> _Stated problem_:
From the entries below, pull out each line where "подразделении" appears.

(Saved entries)
— begin —

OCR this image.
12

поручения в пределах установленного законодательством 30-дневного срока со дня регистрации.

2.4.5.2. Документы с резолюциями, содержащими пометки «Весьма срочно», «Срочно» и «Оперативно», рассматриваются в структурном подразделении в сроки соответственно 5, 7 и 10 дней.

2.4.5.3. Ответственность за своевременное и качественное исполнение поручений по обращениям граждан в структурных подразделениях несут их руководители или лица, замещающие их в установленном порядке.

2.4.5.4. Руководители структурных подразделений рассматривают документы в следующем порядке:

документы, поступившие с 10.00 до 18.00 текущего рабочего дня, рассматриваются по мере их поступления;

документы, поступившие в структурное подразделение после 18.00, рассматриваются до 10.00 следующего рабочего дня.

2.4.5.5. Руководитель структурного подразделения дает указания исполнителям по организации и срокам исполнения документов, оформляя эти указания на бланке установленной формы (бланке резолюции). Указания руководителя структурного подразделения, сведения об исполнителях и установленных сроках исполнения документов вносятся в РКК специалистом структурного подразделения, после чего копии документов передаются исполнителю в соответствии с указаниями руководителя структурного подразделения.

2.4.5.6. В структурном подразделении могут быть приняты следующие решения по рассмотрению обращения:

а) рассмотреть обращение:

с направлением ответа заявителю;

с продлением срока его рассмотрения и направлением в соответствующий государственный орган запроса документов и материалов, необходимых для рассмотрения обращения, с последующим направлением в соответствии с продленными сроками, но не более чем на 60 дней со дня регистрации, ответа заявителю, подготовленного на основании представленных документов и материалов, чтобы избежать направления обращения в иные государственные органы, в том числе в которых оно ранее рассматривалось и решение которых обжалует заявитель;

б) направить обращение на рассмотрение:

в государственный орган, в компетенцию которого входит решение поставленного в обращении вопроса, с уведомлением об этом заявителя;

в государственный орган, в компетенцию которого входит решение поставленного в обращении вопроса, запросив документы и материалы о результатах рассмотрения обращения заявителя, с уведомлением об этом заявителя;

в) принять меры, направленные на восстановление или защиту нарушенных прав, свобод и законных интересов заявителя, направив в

— end —
— begin —

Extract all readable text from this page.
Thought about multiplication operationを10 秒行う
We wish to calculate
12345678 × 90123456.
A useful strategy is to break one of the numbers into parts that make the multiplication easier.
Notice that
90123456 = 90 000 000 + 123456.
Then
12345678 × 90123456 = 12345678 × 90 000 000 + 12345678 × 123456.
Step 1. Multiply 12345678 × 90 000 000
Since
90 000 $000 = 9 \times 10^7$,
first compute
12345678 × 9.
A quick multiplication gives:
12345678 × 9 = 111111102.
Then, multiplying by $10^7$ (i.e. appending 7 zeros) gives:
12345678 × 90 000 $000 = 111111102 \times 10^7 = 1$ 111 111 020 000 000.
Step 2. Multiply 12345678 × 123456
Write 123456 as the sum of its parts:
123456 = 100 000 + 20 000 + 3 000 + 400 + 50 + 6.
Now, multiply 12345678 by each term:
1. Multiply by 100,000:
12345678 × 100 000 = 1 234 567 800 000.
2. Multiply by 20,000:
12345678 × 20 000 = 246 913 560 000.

— end —
— begin —

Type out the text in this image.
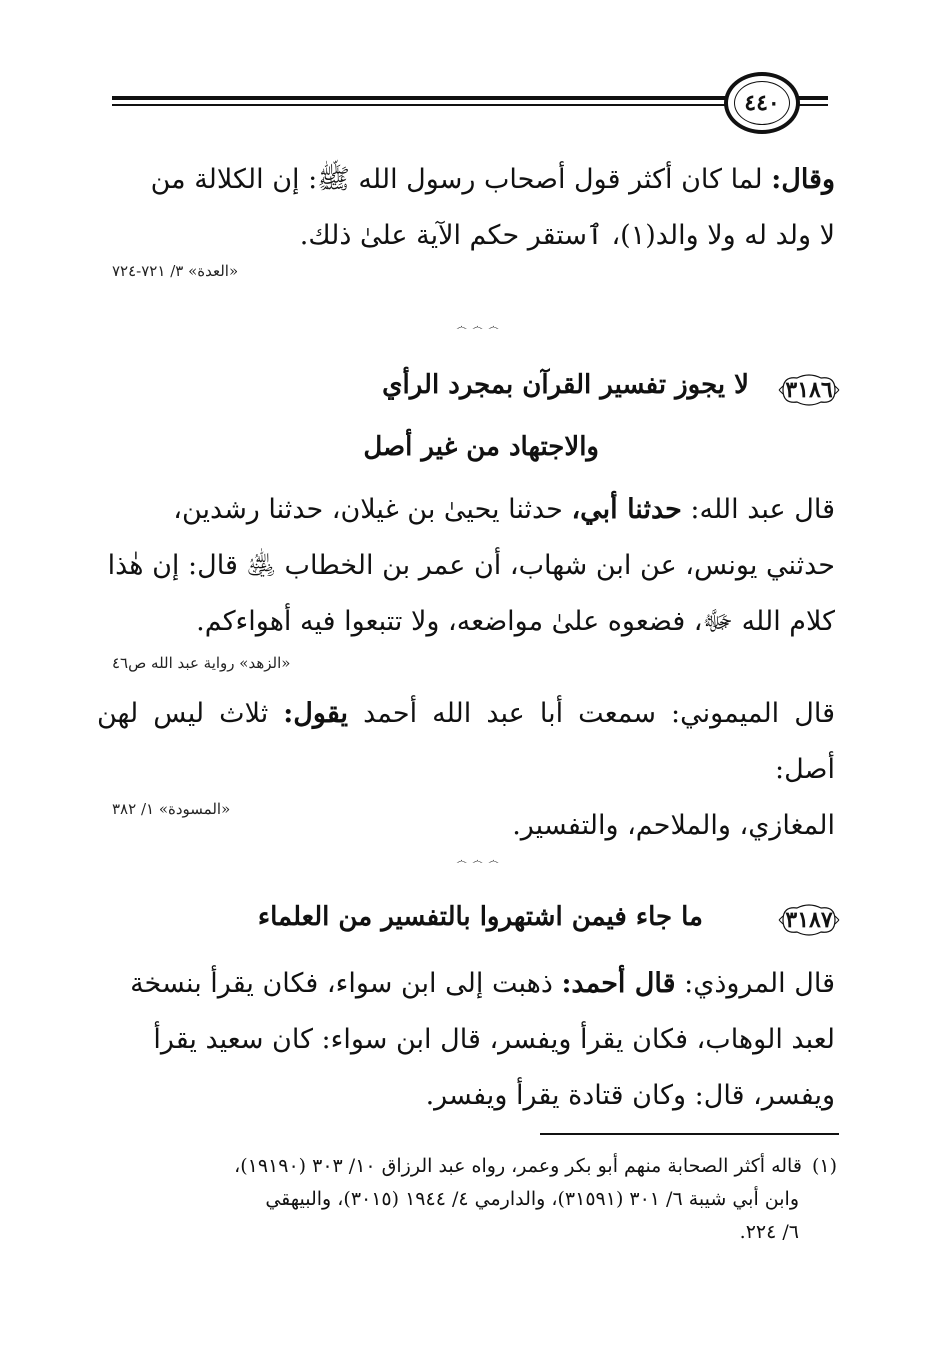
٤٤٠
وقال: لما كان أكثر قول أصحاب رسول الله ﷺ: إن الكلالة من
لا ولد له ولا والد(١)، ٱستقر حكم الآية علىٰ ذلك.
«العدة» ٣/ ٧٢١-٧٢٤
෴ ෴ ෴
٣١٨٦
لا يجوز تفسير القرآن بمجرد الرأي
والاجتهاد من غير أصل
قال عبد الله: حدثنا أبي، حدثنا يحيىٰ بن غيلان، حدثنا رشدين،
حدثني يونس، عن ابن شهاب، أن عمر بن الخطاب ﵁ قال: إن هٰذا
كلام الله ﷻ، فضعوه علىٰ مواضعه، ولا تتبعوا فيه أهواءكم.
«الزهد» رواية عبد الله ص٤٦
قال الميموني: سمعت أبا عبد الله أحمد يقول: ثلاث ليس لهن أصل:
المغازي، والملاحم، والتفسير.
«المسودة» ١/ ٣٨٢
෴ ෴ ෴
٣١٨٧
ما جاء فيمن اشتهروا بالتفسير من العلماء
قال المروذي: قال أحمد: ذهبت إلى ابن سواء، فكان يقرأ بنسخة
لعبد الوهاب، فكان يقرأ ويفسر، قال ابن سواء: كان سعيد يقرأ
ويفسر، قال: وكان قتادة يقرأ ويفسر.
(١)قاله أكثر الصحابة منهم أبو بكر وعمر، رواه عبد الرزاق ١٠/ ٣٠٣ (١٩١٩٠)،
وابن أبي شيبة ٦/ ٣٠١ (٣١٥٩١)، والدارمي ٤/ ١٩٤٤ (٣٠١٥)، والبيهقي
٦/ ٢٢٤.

— end —

> _Correct result_:
2.4.5.2. Документы с резолюциями, содержащими пометки «Весьма срочно», «Срочно» и «Оперативно», рассматриваются в структурном подразделении в сроки соответственно 5, 7 и 10 дней.
2.4.5.6. В структурном подразделении могут быть приняты следующие решения по рассмотрению обращения:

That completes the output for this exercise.